### Exercise brief
Locate every line in the material below that contains the string "axis", treating uppercase and lowercase letters as different, and copy each of those lines.

### Raw data

** begin **

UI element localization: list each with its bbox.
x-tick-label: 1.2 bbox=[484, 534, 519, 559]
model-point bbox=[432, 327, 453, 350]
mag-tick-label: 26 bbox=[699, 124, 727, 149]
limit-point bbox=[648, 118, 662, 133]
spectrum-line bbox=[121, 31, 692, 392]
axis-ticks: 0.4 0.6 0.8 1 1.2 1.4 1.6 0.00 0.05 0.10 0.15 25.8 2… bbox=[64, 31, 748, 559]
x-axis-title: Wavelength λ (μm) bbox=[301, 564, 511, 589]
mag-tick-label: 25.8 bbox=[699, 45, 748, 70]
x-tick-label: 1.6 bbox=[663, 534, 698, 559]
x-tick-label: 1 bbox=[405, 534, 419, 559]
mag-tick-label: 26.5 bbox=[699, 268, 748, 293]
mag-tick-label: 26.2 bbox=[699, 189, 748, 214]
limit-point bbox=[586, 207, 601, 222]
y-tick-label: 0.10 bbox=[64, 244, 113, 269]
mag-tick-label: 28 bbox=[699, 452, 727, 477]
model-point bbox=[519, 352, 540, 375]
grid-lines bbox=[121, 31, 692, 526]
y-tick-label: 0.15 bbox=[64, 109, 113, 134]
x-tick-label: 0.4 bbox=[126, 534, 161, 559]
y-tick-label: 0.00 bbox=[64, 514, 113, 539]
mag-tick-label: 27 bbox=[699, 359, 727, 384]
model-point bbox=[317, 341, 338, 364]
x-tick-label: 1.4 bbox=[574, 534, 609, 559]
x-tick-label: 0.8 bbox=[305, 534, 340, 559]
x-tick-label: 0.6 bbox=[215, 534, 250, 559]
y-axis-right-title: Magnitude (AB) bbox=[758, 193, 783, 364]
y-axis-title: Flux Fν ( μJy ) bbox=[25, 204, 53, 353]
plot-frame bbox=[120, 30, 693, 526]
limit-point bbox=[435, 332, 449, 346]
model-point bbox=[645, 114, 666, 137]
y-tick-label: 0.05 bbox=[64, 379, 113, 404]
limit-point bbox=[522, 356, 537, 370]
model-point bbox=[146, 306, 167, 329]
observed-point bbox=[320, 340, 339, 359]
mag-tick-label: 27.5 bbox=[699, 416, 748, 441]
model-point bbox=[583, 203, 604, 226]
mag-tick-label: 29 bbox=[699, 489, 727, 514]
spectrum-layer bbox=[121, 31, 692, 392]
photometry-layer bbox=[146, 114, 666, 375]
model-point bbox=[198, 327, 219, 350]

** end **

### Task answer
axis-ticks: 0.4 0.6 0.8 1 1.2 1.4 1.6 0.00 0.05 0.10 0.15 25.8 2… bbox=[64, 31, 748, 559]
x-axis-title: Wavelength λ (μm) bbox=[301, 564, 511, 589]
y-axis-right-title: Magnitude (AB) bbox=[758, 193, 783, 364]
y-axis-title: Flux Fν ( μJy ) bbox=[25, 204, 53, 353]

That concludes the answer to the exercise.